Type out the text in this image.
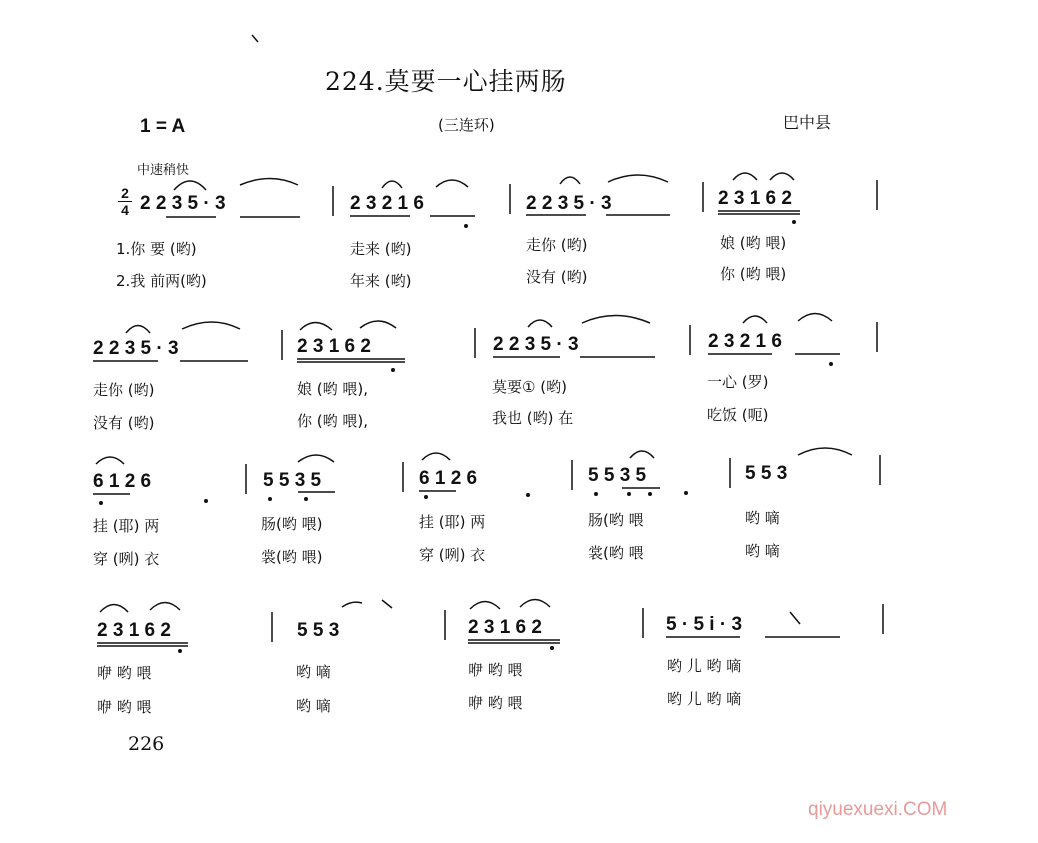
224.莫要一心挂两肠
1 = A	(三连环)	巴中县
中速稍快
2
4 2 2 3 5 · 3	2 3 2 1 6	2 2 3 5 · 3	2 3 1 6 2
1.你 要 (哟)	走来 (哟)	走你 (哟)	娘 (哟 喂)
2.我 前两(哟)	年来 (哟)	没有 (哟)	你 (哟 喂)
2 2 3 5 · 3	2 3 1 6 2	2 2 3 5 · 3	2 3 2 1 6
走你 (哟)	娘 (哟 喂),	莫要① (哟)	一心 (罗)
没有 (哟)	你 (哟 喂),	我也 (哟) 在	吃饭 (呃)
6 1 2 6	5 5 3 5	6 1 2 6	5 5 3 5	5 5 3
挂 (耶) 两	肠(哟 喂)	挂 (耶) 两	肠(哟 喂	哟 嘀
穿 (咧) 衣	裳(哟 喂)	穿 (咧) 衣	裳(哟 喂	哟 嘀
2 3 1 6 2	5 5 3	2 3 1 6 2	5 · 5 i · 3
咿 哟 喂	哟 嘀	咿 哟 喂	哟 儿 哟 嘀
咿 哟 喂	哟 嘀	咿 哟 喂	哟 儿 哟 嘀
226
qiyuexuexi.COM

════

* [Instructions for the task] Copy each line of the records precisely and drop any images they hold.

* [Reply]
Type out the text in this image.
224.莫要一心挂两肠
1 = A	(三连环)	巴中县
中速稍快
2
4 2 2 3 5 · 3	2 3 2 1 6	2 2 3 5 · 3	2 3 1 6 2
1.你 要 (哟)	走来 (哟)	走你 (哟)	娘 (哟 喂)
2.我 前两(哟)	年来 (哟)	没有 (哟)	你 (哟 喂)
2 2 3 5 · 3	2 3 1 6 2	2 2 3 5 · 3	2 3 2 1 6
走你 (哟)	娘 (哟 喂),	莫要① (哟)	一心 (罗)
没有 (哟)	你 (哟 喂),	我也 (哟) 在	吃饭 (呃)
6 1 2 6	5 5 3 5	6 1 2 6	5 5 3 5	5 5 3
挂 (耶) 两	肠(哟 喂)	挂 (耶) 两	肠(哟 喂	哟 嘀
穿 (咧) 衣	裳(哟 喂)	穿 (咧) 衣	裳(哟 喂	哟 嘀
2 3 1 6 2	5 5 3	2 3 1 6 2	5 · 5 i · 3
咿 哟 喂	哟 嘀	咿 哟 喂	哟 儿 哟 嘀
咿 哟 喂	哟 嘀	咿 哟 喂	哟 儿 哟 嘀
226
qiyuexuexi.COM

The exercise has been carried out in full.